All working hard to lose 99 cents on every dollar the government puts up?

Not at all. They manage the forests and support the fragile economy of Southeast Alaska. Or so they say.

O.K., but if tree cutting is losing money, and the pulp mills can't make money even though they buy the trees for zilch, and if jobs are the only justification for the logging, then what we've got is a big social project, with one Forest Service social worker for every two lumberjacks. Does this make sense?

Apparently it does to someone. Steve Cowper, Alaska's Democratic governor, Ted Stevens and Frank Murkowski, the state's U.S. senators, both Republicans, and Don Young, another Republican who is its U.S. representative, are all for the program.

Do I smell pork?

Whacking the Forest Service for fiscal wastefulness is so satisfying that it is easy to forget the harm its policies are doing to the environment. It seems certain that the agency is putting two prosperous, tax-paying Alaskan industries, fishing and tourism, at risk with a doomed effort to support the limping, artificially created cellulose-pulp industry. However, lost dollars can be replaced or done without; tourists can go elsewhere if the woodlands are befouled or game is too scarce; and fish can be found in other seas if Alaska's catch suffers too much from damage to spawning streams caused by logging and road construction projects. What won't be replaced, at least until the next glacial age has come and gone, is the Tongass National Forest.

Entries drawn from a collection
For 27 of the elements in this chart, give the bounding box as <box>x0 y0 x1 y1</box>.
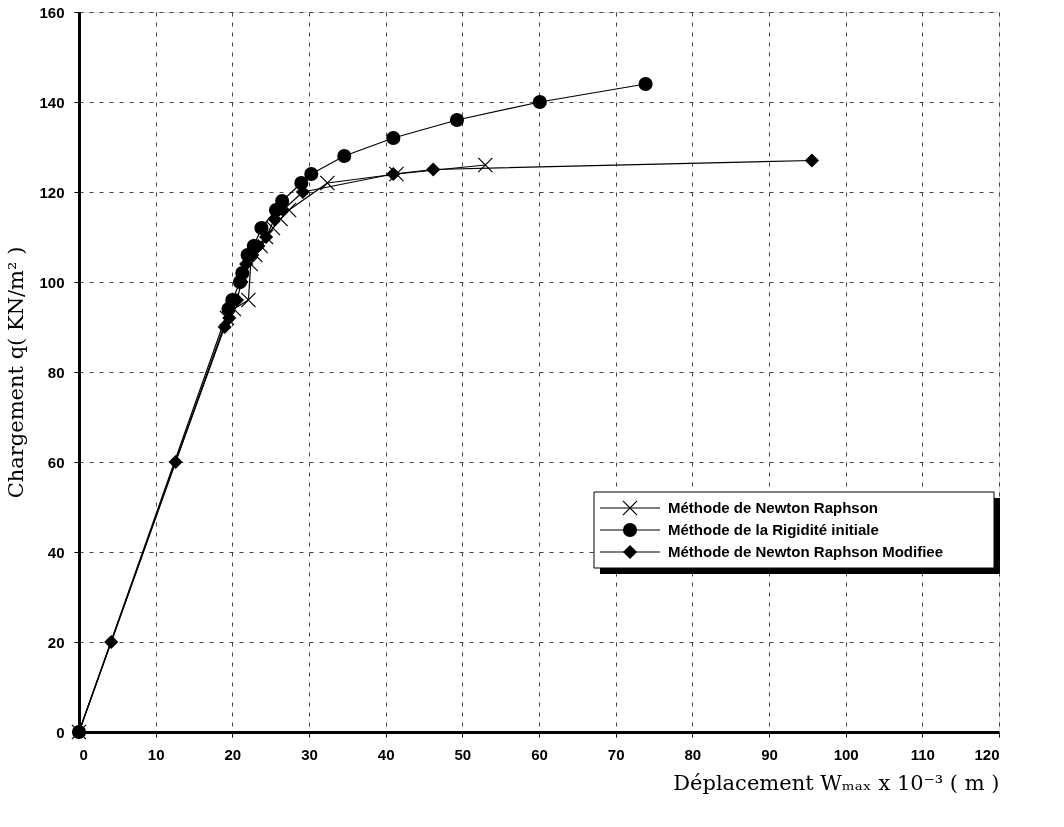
x-tick-label: 120 <box>974 745 1000 763</box>
x-tick-label: 10 <box>147 745 165 763</box>
x-tick-label: 40 <box>377 745 395 763</box>
legend-label: Méthode de la Rigidité initiale <box>668 521 879 538</box>
y-tick-label: 120 <box>39 183 65 201</box>
y-tick-label: 100 <box>39 273 65 291</box>
x-tick-label: 100 <box>833 745 859 763</box>
x-tick-label: 30 <box>301 745 318 763</box>
x-tick-label: 70 <box>607 745 625 763</box>
x-tick-label: 60 <box>531 745 548 763</box>
y-tick-label: 20 <box>47 633 65 651</box>
legend-label: Méthode de Newton Raphson <box>668 499 878 516</box>
x-tick-label: 80 <box>684 745 702 763</box>
y-tick-label: 80 <box>47 363 65 381</box>
legend-label: Méthode de Newton Raphson Modifiee <box>668 543 944 560</box>
x-tick-label: 20 <box>224 745 242 763</box>
y-tick-label: 60 <box>47 453 65 471</box>
y-tick-label: 40 <box>47 543 65 561</box>
y-axis-title: Chargement q( KN/m² ) <box>4 246 29 499</box>
x-axis-title: Déplacement Wₘₐₓ x 10⁻³ ( m ) <box>673 770 1000 795</box>
x-tick-label: 90 <box>761 745 778 763</box>
x-tick-label: 50 <box>454 745 472 763</box>
y-tick-label: 140 <box>39 93 65 111</box>
x-tick-label: 0 <box>79 745 88 763</box>
y-tick-label: 160 <box>39 3 65 21</box>
y-tick-label: 0 <box>56 723 65 741</box>
x-tick-label: 110 <box>910 745 935 763</box>
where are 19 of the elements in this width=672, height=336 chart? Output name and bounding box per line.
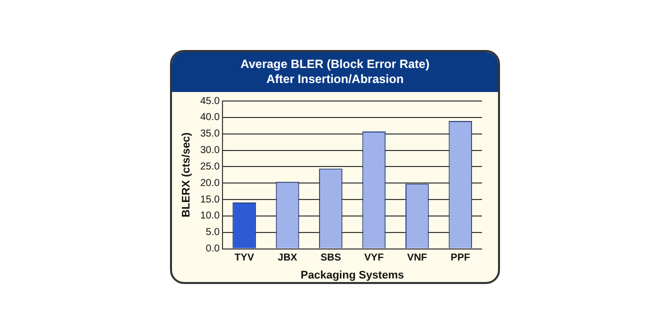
x-tick-label: JBX — [278, 252, 298, 264]
y-tick-label: 5.0 — [206, 227, 220, 238]
chart-title: Average BLER (Block Error Rate) After Insertion/Abrasion — [172, 52, 498, 92]
y-tick-label: 10.0 — [200, 210, 220, 222]
y-tick-label: 30.0 — [200, 145, 220, 156]
x-tick-label: VNF — [407, 252, 428, 264]
y-tick-label: 20.0 — [200, 178, 220, 189]
x-tick-label: PPF — [450, 252, 470, 264]
y-axis-title: BLERX (cts/sec) — [180, 132, 193, 218]
y-tick-label: 15.0 — [200, 194, 220, 206]
x-tick-label: TYV — [234, 252, 254, 264]
y-tick-label: 40.0 — [200, 112, 220, 124]
x-tick-label: VYF — [364, 252, 384, 264]
x-tick-label: SBS — [320, 252, 342, 264]
y-tick-label: 35.0 — [200, 128, 220, 140]
y-tick-label: 25.0 — [200, 161, 220, 172]
x-axis-title: Packaging Systems — [300, 269, 404, 282]
y-tick-label: 45.0 — [200, 96, 220, 107]
y-tick-label: 0.0 — [206, 244, 220, 255]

→ The tasks
a) Please return the portion of the Tongass logging passage that begins at the words "All working hard" and stops after "for the program.".
b) Write the next part of the Tongass logging passage, picking up right after its final sentence.
These records stand apart from the Tongass logging passage.

→ Outputs by task
a)
All working hard to lose 99 cents on every dollar the government puts up?

Not at all. They manage the forests and support the fragile economy of Southeast Alaska. Or so they say.

O.K., but if tree cutting is losing money, and the pulp mills can't make money even though they buy the trees for zilch, and if jobs are the only justification for the logging, then what we've got is a big social project, with one Forest Service social worker for every two lumberjacks. Does this make sense?

Apparently it does to someone. Steve Cowper, Alaska's Democratic governor, Ted Stevens and Frank Murkowski, the state's U.S. senators, both Republicans, and Don Young, another Republican who is its U.S. representative, are all for the program.

b)
The environmental argument over logging the Tongass whirls with numbers, beginning with the forest's 16.8 million acres, which make it three times the size of any other U.S. national forest. ANILCA set aside 5.4 million of those acres as wilderness. The timber industry makes much of its "sacrifice" in giving up those 5.4 million acres, especially now that other timber-related provisions of ANILCA are under fire. Bills pending in both houses of Congress would repeal provisions that require the Forest Service to spend $40 million annually to aid the two Tongass pulp plants and to prepare 450 million board feet of timber for sale each year. The bills would also reinstitute yearly congressional review of costs and appropriations. Other bills would undo the 50-year sweetheart logging contracts.

What is really being fought over in those legislative battles are not the 5.4 million acres of wilderness in the Tongass, or the remaining 11.4 million acres that are unprotected, but much smaller stretches of old-growth forest. Most of the Tongass is high rock and ice, spectacularly beautiful but not good for growing anything except lichens and mountain goats. The Forest Service estimates that only 3.1 million acres are suitable for timber harvest—that is, the trees there are large enough and abundant enough for logging.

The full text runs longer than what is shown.